**Stored records**:
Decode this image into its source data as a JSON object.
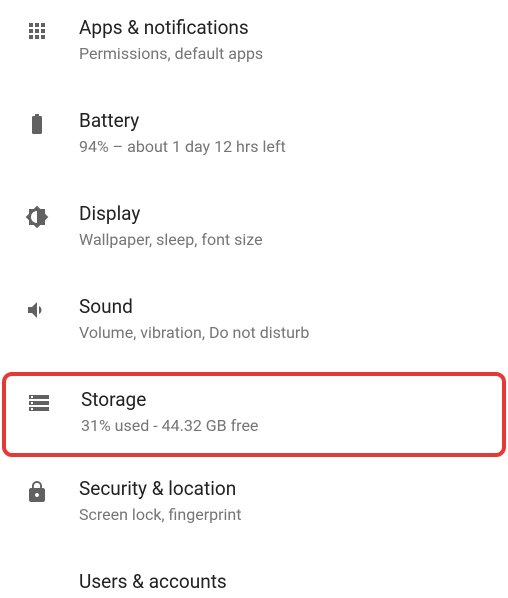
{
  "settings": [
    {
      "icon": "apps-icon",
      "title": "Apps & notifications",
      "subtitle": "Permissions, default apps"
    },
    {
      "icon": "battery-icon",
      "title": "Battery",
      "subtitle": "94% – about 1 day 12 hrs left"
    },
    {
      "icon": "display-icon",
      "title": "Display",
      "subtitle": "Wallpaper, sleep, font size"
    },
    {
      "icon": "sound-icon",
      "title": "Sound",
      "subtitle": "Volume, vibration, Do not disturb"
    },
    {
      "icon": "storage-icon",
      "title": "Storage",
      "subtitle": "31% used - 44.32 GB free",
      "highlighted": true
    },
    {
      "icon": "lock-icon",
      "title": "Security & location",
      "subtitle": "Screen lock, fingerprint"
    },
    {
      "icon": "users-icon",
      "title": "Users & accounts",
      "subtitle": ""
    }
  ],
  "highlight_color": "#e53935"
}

--

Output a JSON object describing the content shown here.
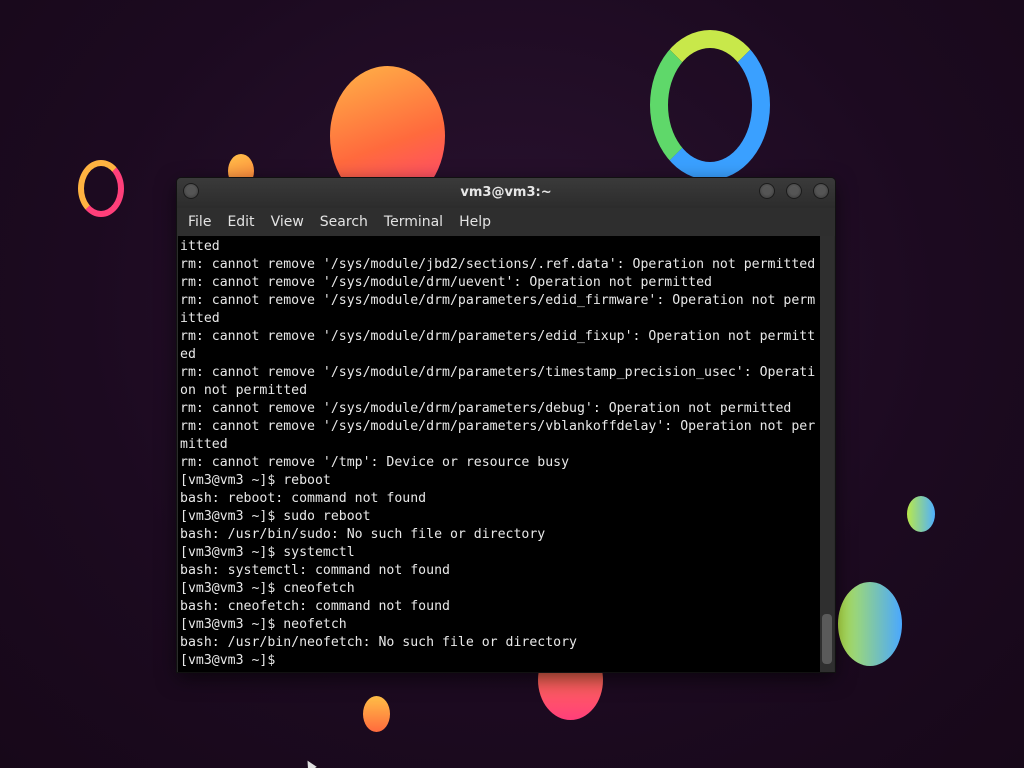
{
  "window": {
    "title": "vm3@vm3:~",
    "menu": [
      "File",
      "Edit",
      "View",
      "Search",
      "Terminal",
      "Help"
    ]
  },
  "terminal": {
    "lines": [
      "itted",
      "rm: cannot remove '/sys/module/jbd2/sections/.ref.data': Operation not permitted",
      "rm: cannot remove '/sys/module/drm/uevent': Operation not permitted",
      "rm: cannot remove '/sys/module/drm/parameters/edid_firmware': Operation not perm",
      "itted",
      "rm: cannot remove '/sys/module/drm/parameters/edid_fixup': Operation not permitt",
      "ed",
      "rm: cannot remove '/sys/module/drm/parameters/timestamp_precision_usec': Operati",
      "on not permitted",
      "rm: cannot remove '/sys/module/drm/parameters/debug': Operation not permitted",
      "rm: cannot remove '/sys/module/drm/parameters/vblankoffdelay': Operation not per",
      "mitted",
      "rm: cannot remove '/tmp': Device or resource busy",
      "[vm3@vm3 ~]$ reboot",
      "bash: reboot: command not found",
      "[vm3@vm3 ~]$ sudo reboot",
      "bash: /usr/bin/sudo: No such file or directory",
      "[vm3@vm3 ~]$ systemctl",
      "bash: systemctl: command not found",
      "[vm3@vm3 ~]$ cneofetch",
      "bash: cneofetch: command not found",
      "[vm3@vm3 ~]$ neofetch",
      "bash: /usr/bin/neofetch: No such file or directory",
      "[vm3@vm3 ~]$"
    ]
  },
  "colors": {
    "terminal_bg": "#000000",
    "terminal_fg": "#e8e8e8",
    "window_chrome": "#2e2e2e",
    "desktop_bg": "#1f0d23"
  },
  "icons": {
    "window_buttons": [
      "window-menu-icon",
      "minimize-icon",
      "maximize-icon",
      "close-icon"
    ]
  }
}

==

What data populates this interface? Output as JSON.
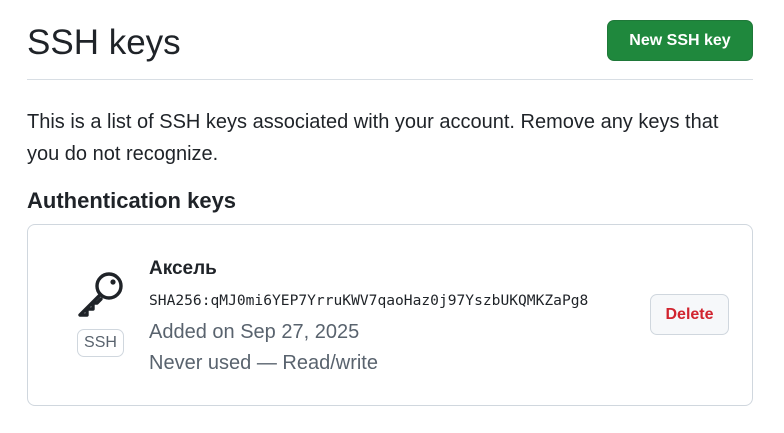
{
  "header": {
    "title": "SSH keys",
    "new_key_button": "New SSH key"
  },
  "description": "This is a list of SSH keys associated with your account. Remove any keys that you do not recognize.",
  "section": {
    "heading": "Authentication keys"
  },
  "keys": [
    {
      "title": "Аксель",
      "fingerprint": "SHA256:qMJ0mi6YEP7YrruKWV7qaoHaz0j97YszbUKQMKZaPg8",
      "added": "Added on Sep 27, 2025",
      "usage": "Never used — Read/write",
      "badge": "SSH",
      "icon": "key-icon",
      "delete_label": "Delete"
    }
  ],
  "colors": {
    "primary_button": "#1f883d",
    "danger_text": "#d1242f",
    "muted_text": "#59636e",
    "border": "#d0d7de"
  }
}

**Stated problem**: State how many lines of the listing above hold the word "subtitle", with nothing but the number.

**Worked answer**: 7